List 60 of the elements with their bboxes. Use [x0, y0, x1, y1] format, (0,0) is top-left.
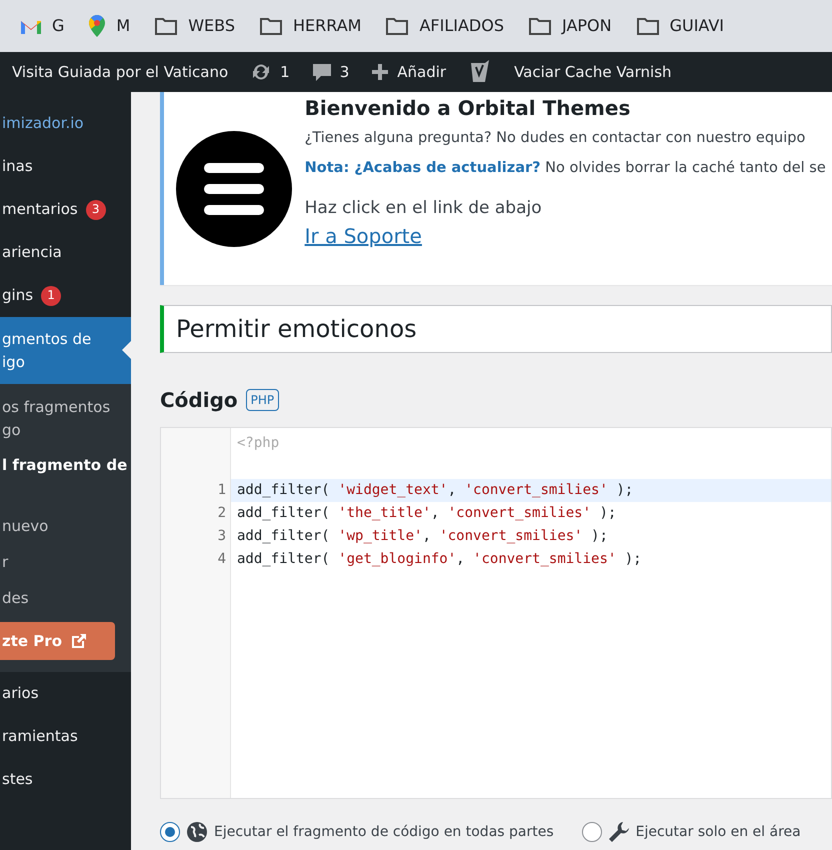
bookmark[interactable]: GUIAVI [636, 14, 724, 38]
code-line: add_filter( 'the_title', 'convert_smilies' ); [236, 504, 618, 523]
bookmark[interactable]: M [88, 14, 130, 38]
menu-item[interactable]: stes [0, 758, 131, 801]
external-link-icon [70, 632, 88, 650]
menu-item[interactable]: gins 1 [0, 274, 131, 317]
comment-icon [312, 62, 332, 82]
menu-item[interactable]: ramientas [0, 715, 131, 758]
notice-hint: Haz click en el link de abajo [304, 196, 543, 220]
line-number: 1 [216, 480, 227, 500]
code-line: add_filter( 'wp_title', 'convert_smilies' ); [236, 527, 609, 546]
scope-radio[interactable]: Ejecutar el fragmento de código en todas partes [160, 821, 554, 843]
menu-item[interactable]: ariencia [0, 231, 131, 274]
language-tag: PHP [246, 389, 280, 411]
folder-icon [528, 16, 552, 36]
notice-title: Bienvenido a Orbital Themes [304, 96, 632, 120]
folder-icon [385, 16, 410, 36]
count-badge: 1 [41, 286, 62, 306]
plus-icon [371, 63, 390, 81]
code-line: add_filter( 'get_bloginfo', 'convert_smilies' ); [236, 550, 643, 570]
menu-item[interactable]: mentarios 3 [0, 188, 131, 231]
wrench-icon [608, 821, 630, 843]
updates-link[interactable]: 1 [250, 60, 290, 84]
map-pin-icon [88, 14, 106, 38]
line-number: 3 [216, 527, 227, 546]
bookmark[interactable]: JAPON [528, 14, 612, 38]
menu-item[interactable]: imizador.io [0, 102, 131, 145]
submenu-item[interactable]: des [0, 580, 131, 616]
code-label: Código [160, 387, 238, 414]
scope-radio[interactable]: Ejecutar solo en el área [582, 821, 801, 843]
add-new-link[interactable]: Añadir [371, 60, 446, 84]
bookmark[interactable]: HERRAM [259, 14, 362, 38]
menu-item[interactable]: gmentos de igo [0, 317, 131, 384]
bookmark[interactable]: G [20, 14, 64, 38]
menu-item[interactable]: inas [0, 145, 131, 188]
folder-icon [154, 16, 178, 36]
line-number: 2 [216, 504, 227, 523]
submenu-item[interactable]: l fragmento de [0, 448, 131, 508]
submenu-item[interactable]: nuevo [0, 508, 131, 544]
scope-label: Ejecutar solo en el área [636, 822, 801, 842]
purge-cache-link[interactable]: Vaciar Cache Varnish [514, 60, 672, 84]
bookmark[interactable]: AFILIADOS [385, 14, 504, 38]
code-line: <?php [236, 434, 280, 453]
folder-icon [636, 16, 660, 36]
count-badge: 3 [86, 200, 106, 220]
line-number: 4 [216, 550, 227, 570]
support-link[interactable]: Ir a Soporte [304, 221, 422, 251]
submenu-item[interactable]: os fragmentos go [0, 390, 131, 448]
scope-label: Ejecutar el fragmento de código en todas partes [214, 822, 554, 842]
folder-icon [259, 16, 283, 36]
notice-note: Nota: ¿Acabas de actualizar? No olvides borrar la caché tanto del se [304, 158, 827, 178]
site-name-link[interactable]: Visita Guiada por el Vaticano [12, 60, 228, 84]
submenu-item[interactable]: r [0, 544, 131, 580]
snippet-title-field[interactable]: Permitir emoticonos [160, 305, 832, 353]
notice-text: ¿Tienes alguna pregunta? No dudes en contactar con nuestro equipo [304, 129, 806, 148]
globe-icon [186, 821, 208, 843]
bookmark[interactable]: WEBS [154, 14, 235, 38]
menu-item[interactable]: arios [0, 672, 131, 715]
comments-link[interactable]: 3 [312, 60, 350, 84]
menu-logo-icon [176, 130, 292, 246]
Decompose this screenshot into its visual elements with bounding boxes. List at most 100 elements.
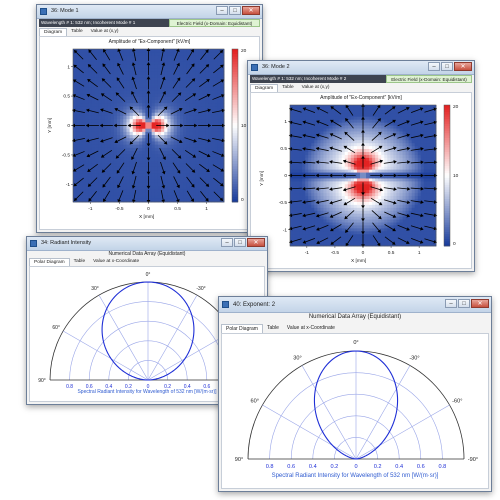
maximize-icon[interactable]: □ bbox=[234, 238, 246, 247]
window-mode-1[interactable]: 36: Mode 1 – □ ✕ Wavelength # 1: 532 nm;… bbox=[36, 4, 263, 233]
array-header: Numerical Data Array (Equidistant) bbox=[108, 251, 186, 257]
tab-diagram[interactable]: Diagram bbox=[39, 28, 68, 36]
x-tick-label: -1 bbox=[305, 250, 310, 256]
maximize-icon[interactable]: □ bbox=[229, 6, 241, 15]
window-mode-2[interactable]: 36: Mode 2 – □ ✕ Wavelength # 1: 532 nm;… bbox=[247, 60, 475, 272]
app-window-icon bbox=[251, 64, 258, 71]
polar-angle-label: 0° bbox=[353, 340, 358, 346]
colorbar-segment bbox=[232, 102, 238, 106]
colorbar-segment bbox=[444, 208, 450, 212]
colorbar-segment bbox=[232, 171, 238, 175]
colorbar-tick-label: 10 bbox=[453, 173, 459, 179]
colorbar-segment bbox=[444, 123, 450, 127]
colorbar-segment bbox=[232, 112, 238, 116]
colorbar-segment bbox=[232, 89, 238, 93]
colorbar-segment bbox=[444, 144, 450, 148]
colorbar-segment bbox=[444, 180, 450, 183]
colorbar-segment bbox=[444, 163, 450, 167]
tab-table[interactable]: Table bbox=[278, 84, 297, 92]
y-tick-label: -1 bbox=[283, 227, 288, 233]
colorbar-segment bbox=[232, 138, 238, 142]
minimize-icon[interactable]: – bbox=[216, 6, 228, 15]
colorbar-segment bbox=[444, 224, 450, 228]
colorbar-segment bbox=[232, 49, 238, 52]
colorbar-segment bbox=[232, 84, 238, 88]
tab-table[interactable]: Table bbox=[70, 258, 89, 266]
colorbar-segment bbox=[444, 166, 450, 169]
window-title: 40: Exponent: 2 bbox=[233, 302, 276, 308]
colorbar-segment bbox=[444, 170, 450, 174]
minimize-icon[interactable]: – bbox=[428, 62, 440, 71]
colorbar-segment bbox=[232, 128, 238, 131]
colorbar-segment bbox=[232, 143, 238, 147]
maximize-icon[interactable]: □ bbox=[441, 62, 453, 71]
colorbar-segment bbox=[444, 203, 450, 207]
window-exponent-2[interactable]: 40: Exponent: 2 – □ ✕ Numerical Data Arr… bbox=[218, 296, 492, 492]
colorbar-segment bbox=[232, 107, 238, 111]
tab-polar-diagram[interactable]: Polar Diagram bbox=[29, 258, 70, 266]
colorbar-segment bbox=[232, 59, 238, 63]
colorbar-segment bbox=[232, 179, 238, 182]
app-window-icon bbox=[40, 8, 47, 15]
colorbar-segment bbox=[232, 191, 238, 195]
colorbar-segment bbox=[232, 64, 238, 68]
colorbar-segment bbox=[444, 229, 450, 233]
polar-angle-label: -90° bbox=[468, 457, 478, 463]
y-tick-label: 0.5 bbox=[280, 146, 287, 152]
colorbar-segment bbox=[444, 105, 450, 108]
x-tick-label: 0.5 bbox=[388, 250, 395, 256]
polar-radial-tick: 0 bbox=[354, 464, 357, 470]
colorbar-segment bbox=[232, 82, 238, 86]
tab-table[interactable]: Table bbox=[67, 28, 86, 36]
tab-polar-diagram[interactable]: Polar Diagram bbox=[221, 324, 263, 333]
tab-value-at-x[interactable]: Value at x-Coordinate bbox=[89, 258, 143, 266]
colorbar-segment bbox=[444, 142, 450, 146]
close-icon[interactable]: ✕ bbox=[454, 62, 472, 71]
x-tick-label: 0.5 bbox=[174, 206, 181, 212]
colorbar-segment bbox=[444, 175, 450, 179]
colorbar-segment bbox=[232, 100, 238, 103]
tab-value-at-x[interactable]: Value at x-Coordinate bbox=[283, 324, 339, 333]
colorbar-segment bbox=[232, 130, 238, 134]
colorbar-segment bbox=[232, 135, 238, 139]
tab-table[interactable]: Table bbox=[263, 324, 283, 333]
colorbar-segment bbox=[444, 135, 450, 139]
polar-radial-tick: 0.8 bbox=[439, 464, 447, 470]
window-titlebar[interactable]: 36: Mode 2 – □ ✕ bbox=[248, 61, 474, 75]
colorbar-segment bbox=[444, 201, 450, 205]
polar-spoke bbox=[262, 404, 357, 460]
polar-angle-label: 90° bbox=[235, 457, 243, 463]
colorbar-segment bbox=[444, 182, 450, 186]
minimize-icon[interactable]: – bbox=[221, 238, 233, 247]
x-axis-label: X [mm] bbox=[139, 215, 155, 220]
tab-diagram[interactable]: Diagram bbox=[250, 84, 279, 92]
colorbar-segment bbox=[444, 215, 450, 219]
colorbar-segment bbox=[444, 231, 450, 235]
window-titlebar[interactable]: 34: Radiant Intensity – □ ✕ bbox=[27, 237, 267, 251]
colorbar-segment bbox=[232, 166, 238, 170]
info-field-type: Electric Field (x-Domain: Equidistant) bbox=[169, 19, 260, 27]
close-icon[interactable]: ✕ bbox=[471, 299, 489, 308]
close-icon[interactable]: ✕ bbox=[247, 238, 265, 247]
window-titlebar[interactable]: 36: Mode 1 – □ ✕ bbox=[37, 5, 262, 19]
colorbar-tick-label: 0 bbox=[453, 241, 456, 247]
tab-value-at-xy[interactable]: Value at (x,y) bbox=[87, 28, 123, 36]
colorbar-tick-label: 20 bbox=[453, 104, 459, 110]
colorbar-segment bbox=[444, 126, 450, 129]
colorbar-segment bbox=[444, 119, 450, 122]
minimize-icon[interactable]: – bbox=[445, 299, 457, 308]
colorbar-segment bbox=[232, 181, 238, 185]
colorbar-segment bbox=[232, 117, 238, 121]
polar-angle-label: 90° bbox=[38, 378, 46, 384]
tab-value-at-xy[interactable]: Value at (x,y) bbox=[298, 84, 334, 92]
close-icon[interactable]: ✕ bbox=[242, 6, 260, 15]
maximize-icon[interactable]: □ bbox=[458, 299, 470, 308]
colorbar-segment bbox=[444, 156, 450, 160]
colorbar-segment bbox=[232, 153, 238, 157]
colorbar-segment bbox=[444, 161, 450, 165]
colorbar-segment bbox=[444, 133, 450, 136]
window-titlebar[interactable]: 40: Exponent: 2 – □ ✕ bbox=[219, 297, 491, 313]
colorbar-segment bbox=[232, 133, 238, 137]
window-title: 34: Radiant Intensity bbox=[41, 240, 92, 246]
colorbar-segment bbox=[232, 110, 238, 114]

* Task objective
Copy out everything from the line that contains "bookmark[interactable]: GUIAVI [636, 14, 724, 38]" down to the line that contains "external-link-icon [70, 632, 88, 650]", reproducing each line character for character.

* Exercise answer
bookmark[interactable]: GUIAVI [636, 14, 724, 38]
code-line: add_filter( 'the_title', 'convert_smilies' ); [236, 504, 618, 523]
bookmark[interactable]: M [88, 14, 130, 38]
menu-item[interactable]: stes [0, 758, 131, 801]
external-link-icon [70, 632, 88, 650]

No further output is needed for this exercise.